● **Input records**:
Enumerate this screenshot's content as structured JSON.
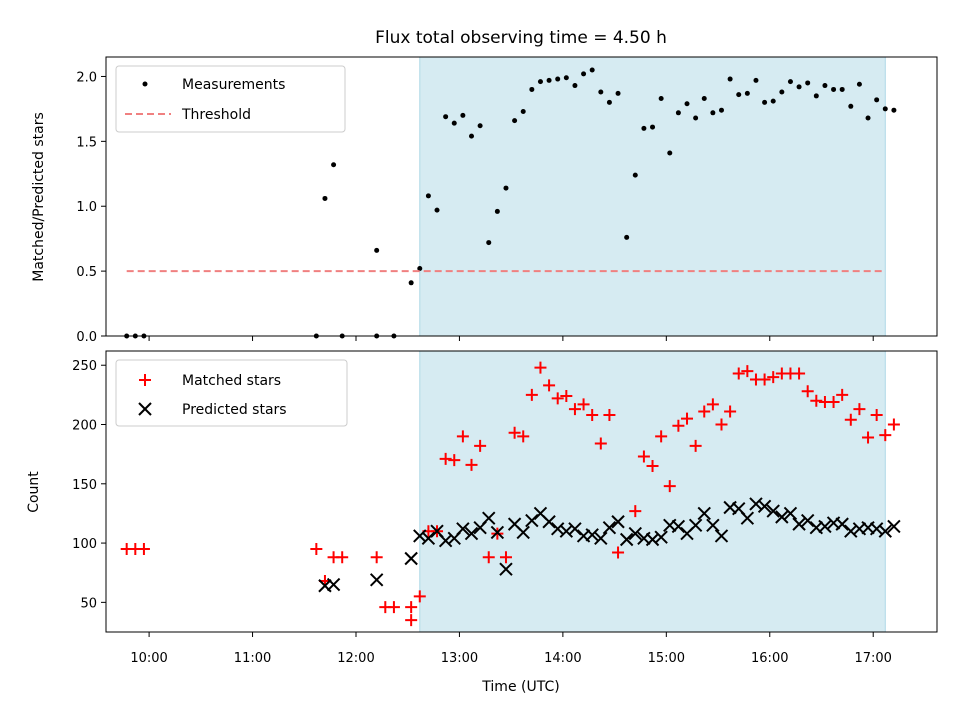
{
  "chart_data": {
    "title": "Flux total observing time = 4.50 h",
    "xlabel": "Time (UTC)",
    "x_tick_labels": [
      "10:00",
      "11:00",
      "12:00",
      "13:00",
      "14:00",
      "15:00",
      "16:00",
      "17:00"
    ],
    "x_ticks": [
      "10:00",
      "11:00",
      "12:00",
      "13:00",
      "14:00",
      "15:00",
      "16:00",
      "17:00"
    ],
    "xlim": [
      "09:35",
      "17:37"
    ],
    "highlight_span": {
      "start": "12:37",
      "end": "17:07",
      "color": "#add8e6"
    },
    "panels": [
      {
        "type": "scatter",
        "ylabel": "Matched/Predicted stars",
        "ylim": [
          0,
          2.15
        ],
        "y_ticks": [
          0.0,
          0.5,
          1.0,
          1.5,
          2.0
        ],
        "y_tick_labels": [
          "0.0",
          "0.5",
          "1.0",
          "1.5",
          "2.0"
        ],
        "legend": "top-left",
        "series": [
          {
            "name": "Measurements",
            "marker": "dot",
            "color": "#000000",
            "points": [
              [
                "09:47",
                0
              ],
              [
                "09:52",
                0
              ],
              [
                "09:57",
                0
              ],
              [
                "11:37",
                0
              ],
              [
                "11:52",
                0
              ],
              [
                "12:12",
                0
              ],
              [
                "12:22",
                0
              ],
              [
                "11:42",
                1.06
              ],
              [
                "11:47",
                1.32
              ],
              [
                "12:12",
                0.66
              ],
              [
                "12:32",
                0.41
              ],
              [
                "12:37",
                0.52
              ],
              [
                "12:42",
                1.08
              ],
              [
                "12:47",
                0.97
              ],
              [
                "12:52",
                1.69
              ],
              [
                "12:57",
                1.64
              ],
              [
                "13:02",
                1.7
              ],
              [
                "13:07",
                1.54
              ],
              [
                "13:12",
                1.62
              ],
              [
                "13:17",
                0.72
              ],
              [
                "13:22",
                0.96
              ],
              [
                "13:27",
                1.14
              ],
              [
                "13:32",
                1.66
              ],
              [
                "13:37",
                1.73
              ],
              [
                "13:42",
                1.9
              ],
              [
                "13:47",
                1.96
              ],
              [
                "13:52",
                1.97
              ],
              [
                "13:57",
                1.98
              ],
              [
                "14:02",
                1.99
              ],
              [
                "14:07",
                1.93
              ],
              [
                "14:12",
                2.02
              ],
              [
                "14:17",
                2.05
              ],
              [
                "14:22",
                1.88
              ],
              [
                "14:27",
                1.8
              ],
              [
                "14:32",
                1.87
              ],
              [
                "14:37",
                0.76
              ],
              [
                "14:42",
                1.24
              ],
              [
                "14:47",
                1.6
              ],
              [
                "14:52",
                1.61
              ],
              [
                "14:57",
                1.83
              ],
              [
                "15:02",
                1.41
              ],
              [
                "15:07",
                1.72
              ],
              [
                "15:12",
                1.79
              ],
              [
                "15:17",
                1.68
              ],
              [
                "15:22",
                1.83
              ],
              [
                "15:27",
                1.72
              ],
              [
                "15:32",
                1.74
              ],
              [
                "15:37",
                1.98
              ],
              [
                "15:42",
                1.86
              ],
              [
                "15:47",
                1.87
              ],
              [
                "15:52",
                1.97
              ],
              [
                "15:57",
                1.8
              ],
              [
                "16:02",
                1.81
              ],
              [
                "16:07",
                1.88
              ],
              [
                "16:12",
                1.96
              ],
              [
                "16:17",
                1.92
              ],
              [
                "16:22",
                1.95
              ],
              [
                "16:27",
                1.85
              ],
              [
                "16:32",
                1.93
              ],
              [
                "16:37",
                1.9
              ],
              [
                "16:42",
                1.9
              ],
              [
                "16:47",
                1.77
              ],
              [
                "16:52",
                1.94
              ],
              [
                "16:57",
                1.68
              ],
              [
                "17:02",
                1.82
              ],
              [
                "17:07",
                1.75
              ],
              [
                "17:12",
                1.74
              ]
            ]
          },
          {
            "name": "Threshold",
            "marker": "dashed-line",
            "color": "#f08080",
            "points": [
              [
                "09:47",
                0.5
              ],
              [
                "17:07",
                0.5
              ]
            ]
          }
        ]
      },
      {
        "type": "scatter",
        "ylabel": "Count",
        "ylim": [
          25,
          262
        ],
        "y_ticks": [
          50,
          100,
          150,
          200,
          250
        ],
        "y_tick_labels": [
          "50",
          "100",
          "150",
          "200",
          "250"
        ],
        "legend": "top-left",
        "series": [
          {
            "name": "Matched stars",
            "marker": "plus",
            "color": "#ff0000",
            "points": [
              [
                "09:47",
                95
              ],
              [
                "09:52",
                95
              ],
              [
                "09:57",
                95
              ],
              [
                "11:37",
                95
              ],
              [
                "11:42",
                68
              ],
              [
                "11:47",
                88
              ],
              [
                "11:52",
                88
              ],
              [
                "12:12",
                88
              ],
              [
                "12:17",
                46
              ],
              [
                "12:22",
                46
              ],
              [
                "12:32",
                46
              ],
              [
                "12:32",
                35
              ],
              [
                "12:37",
                55
              ],
              [
                "12:42",
                110
              ],
              [
                "12:47",
                110
              ],
              [
                "12:52",
                171
              ],
              [
                "12:57",
                170
              ],
              [
                "13:02",
                190
              ],
              [
                "13:07",
                166
              ],
              [
                "13:12",
                182
              ],
              [
                "13:17",
                88
              ],
              [
                "13:22",
                108
              ],
              [
                "13:27",
                88
              ],
              [
                "13:32",
                193
              ],
              [
                "13:37",
                190
              ],
              [
                "13:42",
                225
              ],
              [
                "13:47",
                248
              ],
              [
                "13:52",
                233
              ],
              [
                "13:57",
                222
              ],
              [
                "14:02",
                224
              ],
              [
                "14:07",
                213
              ],
              [
                "14:12",
                217
              ],
              [
                "14:17",
                208
              ],
              [
                "14:22",
                184
              ],
              [
                "14:27",
                208
              ],
              [
                "14:32",
                92
              ],
              [
                "14:42",
                127
              ],
              [
                "14:47",
                173
              ],
              [
                "14:52",
                165
              ],
              [
                "14:57",
                190
              ],
              [
                "15:02",
                148
              ],
              [
                "15:07",
                199
              ],
              [
                "15:12",
                205
              ],
              [
                "15:17",
                182
              ],
              [
                "15:22",
                211
              ],
              [
                "15:27",
                217
              ],
              [
                "15:32",
                200
              ],
              [
                "15:37",
                211
              ],
              [
                "15:42",
                243
              ],
              [
                "15:47",
                245
              ],
              [
                "15:52",
                238
              ],
              [
                "15:57",
                238
              ],
              [
                "16:02",
                240
              ],
              [
                "16:07",
                243
              ],
              [
                "16:12",
                243
              ],
              [
                "16:17",
                243
              ],
              [
                "16:22",
                228
              ],
              [
                "16:27",
                220
              ],
              [
                "16:32",
                219
              ],
              [
                "16:37",
                219
              ],
              [
                "16:42",
                225
              ],
              [
                "16:47",
                204
              ],
              [
                "16:52",
                213
              ],
              [
                "16:57",
                189
              ],
              [
                "17:02",
                208
              ],
              [
                "17:07",
                191
              ],
              [
                "17:12",
                200
              ]
            ]
          },
          {
            "name": "Predicted stars",
            "marker": "x",
            "color": "#000000",
            "points": [
              [
                "11:42",
                64
              ],
              [
                "11:47",
                65
              ],
              [
                "12:12",
                69
              ],
              [
                "12:32",
                87
              ],
              [
                "12:37",
                106
              ],
              [
                "12:42",
                104
              ],
              [
                "12:47",
                110
              ],
              [
                "12:52",
                102
              ],
              [
                "12:57",
                104
              ],
              [
                "13:02",
                112
              ],
              [
                "13:07",
                108
              ],
              [
                "13:12",
                113
              ],
              [
                "13:17",
                121
              ],
              [
                "13:22",
                109
              ],
              [
                "13:27",
                78
              ],
              [
                "13:32",
                116
              ],
              [
                "13:37",
                109
              ],
              [
                "13:42",
                119
              ],
              [
                "13:47",
                125
              ],
              [
                "13:52",
                118
              ],
              [
                "13:57",
                112
              ],
              [
                "14:02",
                110
              ],
              [
                "14:07",
                112
              ],
              [
                "14:12",
                106
              ],
              [
                "14:17",
                107
              ],
              [
                "14:22",
                104
              ],
              [
                "14:27",
                113
              ],
              [
                "14:32",
                118
              ],
              [
                "14:37",
                103
              ],
              [
                "14:42",
                108
              ],
              [
                "14:47",
                104
              ],
              [
                "14:52",
                103
              ],
              [
                "14:57",
                105
              ],
              [
                "15:02",
                115
              ],
              [
                "15:07",
                114
              ],
              [
                "15:12",
                108
              ],
              [
                "15:17",
                115
              ],
              [
                "15:22",
                125
              ],
              [
                "15:27",
                115
              ],
              [
                "15:32",
                106
              ],
              [
                "15:37",
                130
              ],
              [
                "15:42",
                129
              ],
              [
                "15:47",
                121
              ],
              [
                "15:52",
                133
              ],
              [
                "15:57",
                131
              ],
              [
                "16:02",
                127
              ],
              [
                "16:07",
                122
              ],
              [
                "16:12",
                125
              ],
              [
                "16:17",
                116
              ],
              [
                "16:22",
                119
              ],
              [
                "16:27",
                113
              ],
              [
                "16:32",
                114
              ],
              [
                "16:37",
                117
              ],
              [
                "16:42",
                116
              ],
              [
                "16:47",
                110
              ],
              [
                "16:52",
                112
              ],
              [
                "16:57",
                113
              ],
              [
                "17:02",
                112
              ],
              [
                "17:07",
                110
              ],
              [
                "17:12",
                114
              ]
            ]
          }
        ]
      }
    ]
  }
}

● **Objective**:
State the number of lines holding the word "stars" in the listing. Add nothing else.

● **Task answer**:
3